DO THIS: Among the entries below, count the lines where the string "icon" occurs, and give only the number.

-------

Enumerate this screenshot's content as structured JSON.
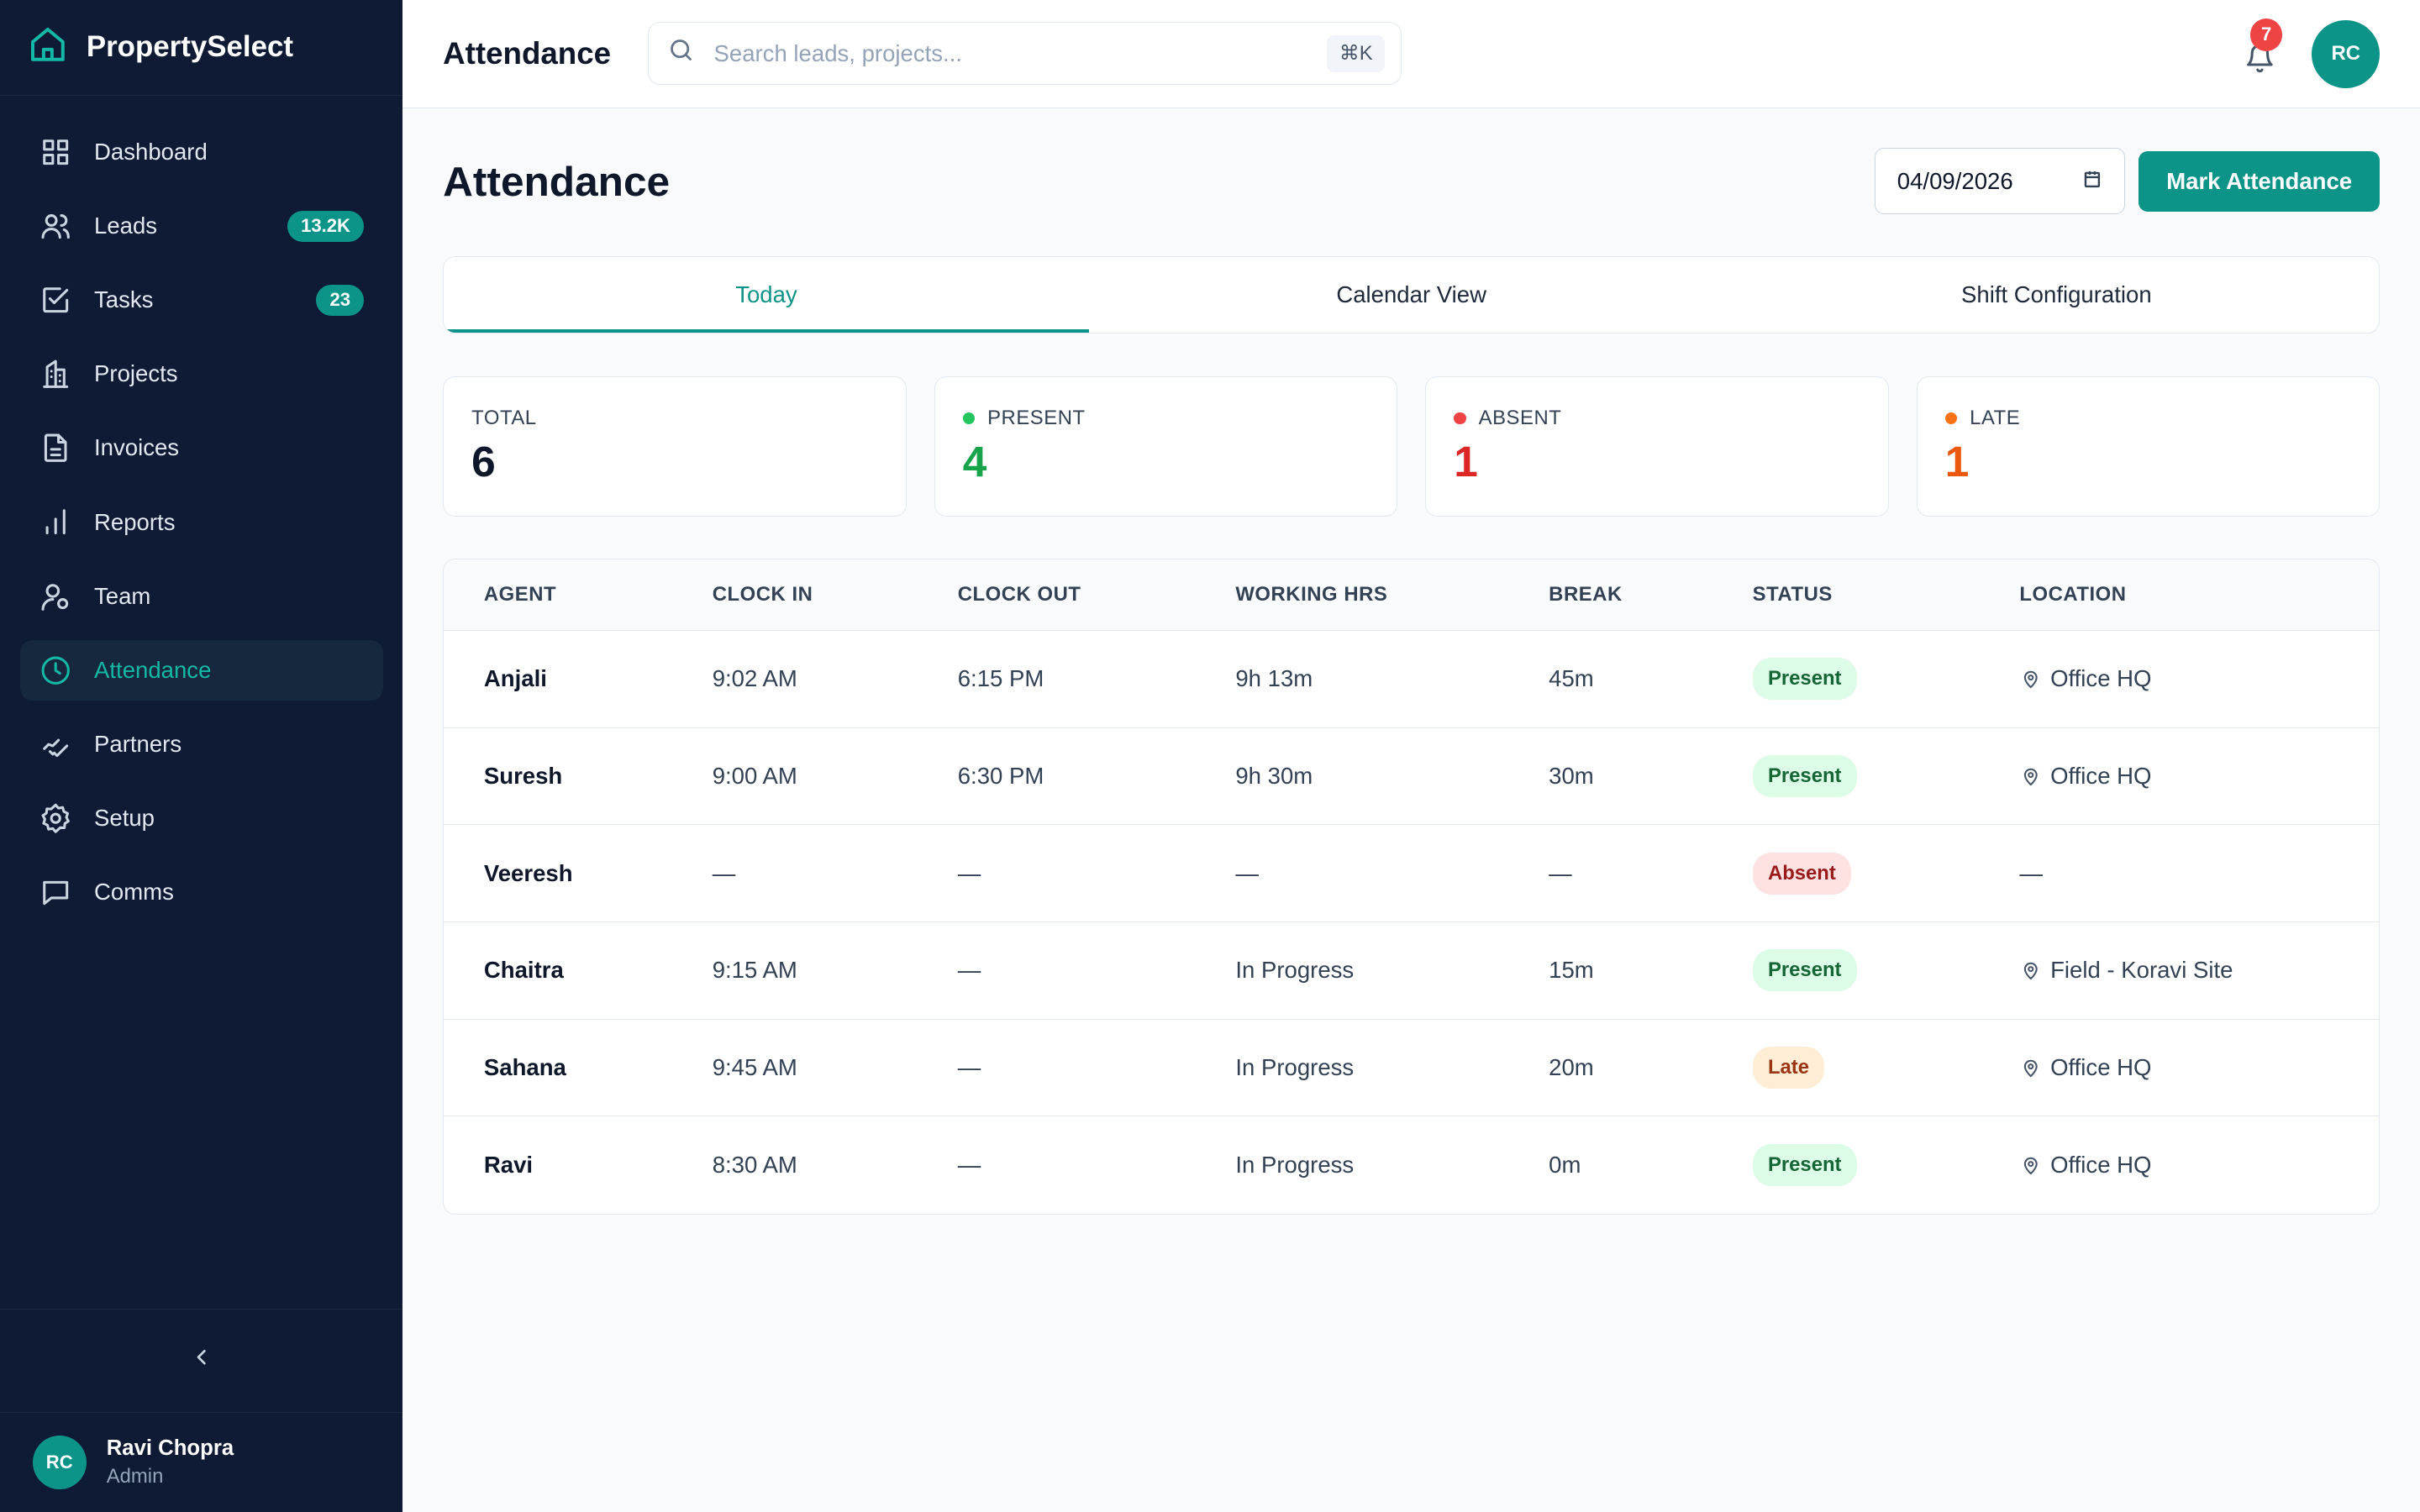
{
  "brand": {
    "name": "PropertySelect"
  },
  "sidebar": {
    "items": [
      {
        "label": "Dashboard",
        "icon": "grid-icon",
        "badge": ""
      },
      {
        "label": "Leads",
        "icon": "users-icon",
        "badge": "13.2K"
      },
      {
        "label": "Tasks",
        "icon": "checkbox-icon",
        "badge": "23"
      },
      {
        "label": "Projects",
        "icon": "building-icon",
        "badge": ""
      },
      {
        "label": "Invoices",
        "icon": "document-icon",
        "badge": ""
      },
      {
        "label": "Reports",
        "icon": "bar-chart-icon",
        "badge": ""
      },
      {
        "label": "Team",
        "icon": "user-icon",
        "badge": ""
      },
      {
        "label": "Attendance",
        "icon": "clock-icon",
        "badge": "",
        "active": true
      },
      {
        "label": "Partners",
        "icon": "handshake-icon",
        "badge": ""
      },
      {
        "label": "Setup",
        "icon": "gear-icon",
        "badge": ""
      },
      {
        "label": "Comms",
        "icon": "message-icon",
        "badge": ""
      }
    ],
    "user": {
      "initials": "RC",
      "name": "Ravi Chopra",
      "role": "Admin"
    }
  },
  "topbar": {
    "title": "Attendance",
    "search_placeholder": "Search leads, projects...",
    "shortcut": "⌘K",
    "notification_count": "7",
    "avatar_initials": "RC"
  },
  "page": {
    "title": "Attendance",
    "date": "04/09/2026",
    "mark_button": "Mark Attendance"
  },
  "tabs": [
    {
      "label": "Today",
      "active": true
    },
    {
      "label": "Calendar View",
      "active": false
    },
    {
      "label": "Shift Configuration",
      "active": false
    }
  ],
  "stats": [
    {
      "label": "TOTAL",
      "value": "6",
      "color": "#0f172a",
      "dot": ""
    },
    {
      "label": "PRESENT",
      "value": "4",
      "color": "#16a34a",
      "dot": "#22c55e"
    },
    {
      "label": "ABSENT",
      "value": "1",
      "color": "#dc2626",
      "dot": "#ef4444"
    },
    {
      "label": "LATE",
      "value": "1",
      "color": "#ea580c",
      "dot": "#f97316"
    }
  ],
  "table": {
    "headers": [
      "AGENT",
      "CLOCK IN",
      "CLOCK OUT",
      "WORKING HRS",
      "BREAK",
      "STATUS",
      "LOCATION"
    ],
    "rows": [
      {
        "agent": "Anjali",
        "clock_in": "9:02 AM",
        "clock_out": "6:15 PM",
        "hours": "9h 13m",
        "break": "45m",
        "status": "Present",
        "status_type": "present",
        "location": "Office HQ",
        "has_pin": true
      },
      {
        "agent": "Suresh",
        "clock_in": "9:00 AM",
        "clock_out": "6:30 PM",
        "hours": "9h 30m",
        "break": "30m",
        "status": "Present",
        "status_type": "present",
        "location": "Office HQ",
        "has_pin": true
      },
      {
        "agent": "Veeresh",
        "clock_in": "—",
        "clock_out": "—",
        "hours": "—",
        "break": "—",
        "status": "Absent",
        "status_type": "absent",
        "location": "—",
        "has_pin": false
      },
      {
        "agent": "Chaitra",
        "clock_in": "9:15 AM",
        "clock_out": "—",
        "hours": "In Progress",
        "break": "15m",
        "status": "Present",
        "status_type": "present",
        "location": "Field - Koravi Site",
        "has_pin": true
      },
      {
        "agent": "Sahana",
        "clock_in": "9:45 AM",
        "clock_out": "—",
        "hours": "In Progress",
        "break": "20m",
        "status": "Late",
        "status_type": "late",
        "location": "Office HQ",
        "has_pin": true
      },
      {
        "agent": "Ravi",
        "clock_in": "8:30 AM",
        "clock_out": "—",
        "hours": "In Progress",
        "break": "0m",
        "status": "Present",
        "status_type": "present",
        "location": "Office HQ",
        "has_pin": true
      }
    ]
  }
}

-------

SOLUTION TO THE EXERCISE: 11